> **Exercise**
Print all of the lines exactly. Any picture among them stays out.

> **Records supplied**
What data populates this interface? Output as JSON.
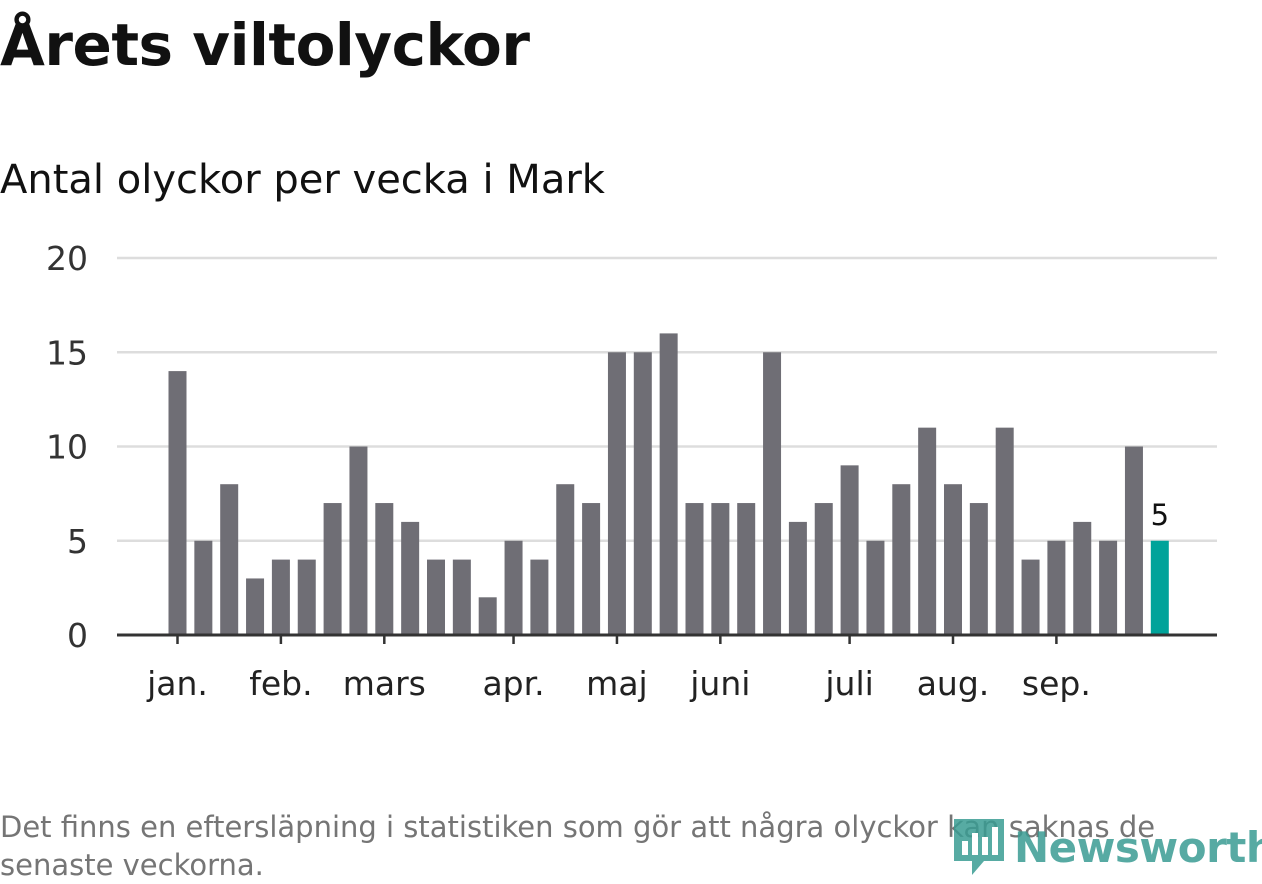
{
  "header": {
    "title": "Årets viltolyckor",
    "subtitle": "Antal olyckor per vecka i Mark"
  },
  "footer": {
    "note": "Det finns en eftersläpning i statistiken som gör att några olyckor kan saknas de senaste veckorna.",
    "logo_text": "Newsworthy"
  },
  "colors": {
    "bar": "#6f6e75",
    "highlight": "#00a39a",
    "grid": "#dddddd",
    "axis": "#333333",
    "logo": "#3a9c93"
  },
  "chart_data": {
    "type": "bar",
    "title": "Antal olyckor per vecka i Mark",
    "xlabel": "",
    "ylabel": "",
    "ylim": [
      0,
      20
    ],
    "yticks": [
      0,
      5,
      10,
      15,
      20
    ],
    "grid": true,
    "values": [
      14,
      5,
      8,
      3,
      4,
      4,
      7,
      10,
      7,
      6,
      4,
      4,
      2,
      5,
      4,
      8,
      7,
      15,
      15,
      16,
      7,
      7,
      7,
      15,
      6,
      7,
      9,
      5,
      8,
      11,
      8,
      7,
      11,
      4,
      5,
      6,
      5,
      10,
      5
    ],
    "highlight_index": 38,
    "highlight_label": "5",
    "month_labels": [
      {
        "label": "jan.",
        "bar_index": 0
      },
      {
        "label": "feb.",
        "bar_index": 4
      },
      {
        "label": "mars",
        "bar_index": 8
      },
      {
        "label": "apr.",
        "bar_index": 13
      },
      {
        "label": "maj",
        "bar_index": 17
      },
      {
        "label": "juni",
        "bar_index": 21
      },
      {
        "label": "juli",
        "bar_index": 26
      },
      {
        "label": "aug.",
        "bar_index": 30
      },
      {
        "label": "sep.",
        "bar_index": 34
      }
    ]
  }
}
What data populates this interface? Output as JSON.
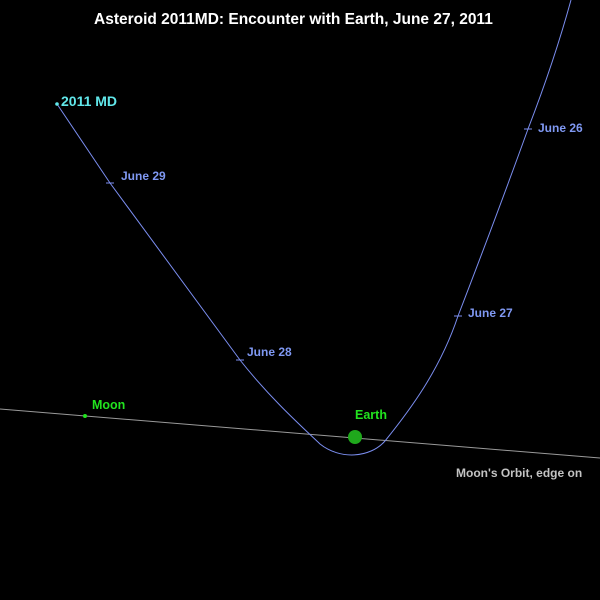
{
  "title": "Asteroid 2011MD:  Encounter with Earth, June 27, 2011",
  "asteroid": {
    "label": "2011 MD",
    "color": "#61e7ea"
  },
  "trajectory": {
    "color": "#7b8ef0",
    "date_labels": [
      "June 26",
      "June 27",
      "June 28",
      "June 29"
    ]
  },
  "earth": {
    "label": "Earth",
    "color": "#1fa81c"
  },
  "moon": {
    "label": "Moon",
    "color": "#22e31f"
  },
  "moon_orbit": {
    "label": "Moon's Orbit, edge on",
    "color": "#9a9a9a"
  },
  "colors": {
    "background": "#000000",
    "title": "#ffffff",
    "date_labels": "#7f98f2",
    "body_labels": "#22e31f"
  }
}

> **Solution to this problem**
What data populates this interface? Output as JSON.
{
  "header": {
    "title": "Årets viltolyckor",
    "subtitle": "Antal olyckor per vecka i Mark"
  },
  "footer": {
    "note": "Det finns en eftersläpning i statistiken som gör att några olyckor kan saknas de senaste veckorna.",
    "logo_text": "Newsworthy"
  },
  "colors": {
    "bar": "#6f6e75",
    "highlight": "#00a39a",
    "grid": "#dddddd",
    "axis": "#333333",
    "logo": "#3a9c93"
  },
  "chart_data": {
    "type": "bar",
    "title": "Antal olyckor per vecka i Mark",
    "xlabel": "",
    "ylabel": "",
    "ylim": [
      0,
      20
    ],
    "yticks": [
      0,
      5,
      10,
      15,
      20
    ],
    "grid": true,
    "values": [
      14,
      5,
      8,
      3,
      4,
      4,
      7,
      10,
      7,
      6,
      4,
      4,
      2,
      5,
      4,
      8,
      7,
      15,
      15,
      16,
      7,
      7,
      7,
      15,
      6,
      7,
      9,
      5,
      8,
      11,
      8,
      7,
      11,
      4,
      5,
      6,
      5,
      10,
      5
    ],
    "highlight_index": 38,
    "highlight_label": "5",
    "month_labels": [
      {
        "label": "jan.",
        "bar_index": 0
      },
      {
        "label": "feb.",
        "bar_index": 4
      },
      {
        "label": "mars",
        "bar_index": 8
      },
      {
        "label": "apr.",
        "bar_index": 13
      },
      {
        "label": "maj",
        "bar_index": 17
      },
      {
        "label": "juni",
        "bar_index": 21
      },
      {
        "label": "juli",
        "bar_index": 26
      },
      {
        "label": "aug.",
        "bar_index": 30
      },
      {
        "label": "sep.",
        "bar_index": 34
      }
    ]
  }
}
What data populates this interface? Output as JSON.
{
  "title": "Asteroid 2011MD:  Encounter with Earth, June 27, 2011",
  "asteroid": {
    "label": "2011 MD",
    "color": "#61e7ea"
  },
  "trajectory": {
    "color": "#7b8ef0",
    "date_labels": [
      "June 26",
      "June 27",
      "June 28",
      "June 29"
    ]
  },
  "earth": {
    "label": "Earth",
    "color": "#1fa81c"
  },
  "moon": {
    "label": "Moon",
    "color": "#22e31f"
  },
  "moon_orbit": {
    "label": "Moon's Orbit, edge on",
    "color": "#9a9a9a"
  },
  "colors": {
    "background": "#000000",
    "title": "#ffffff",
    "date_labels": "#7f98f2",
    "body_labels": "#22e31f"
  }
}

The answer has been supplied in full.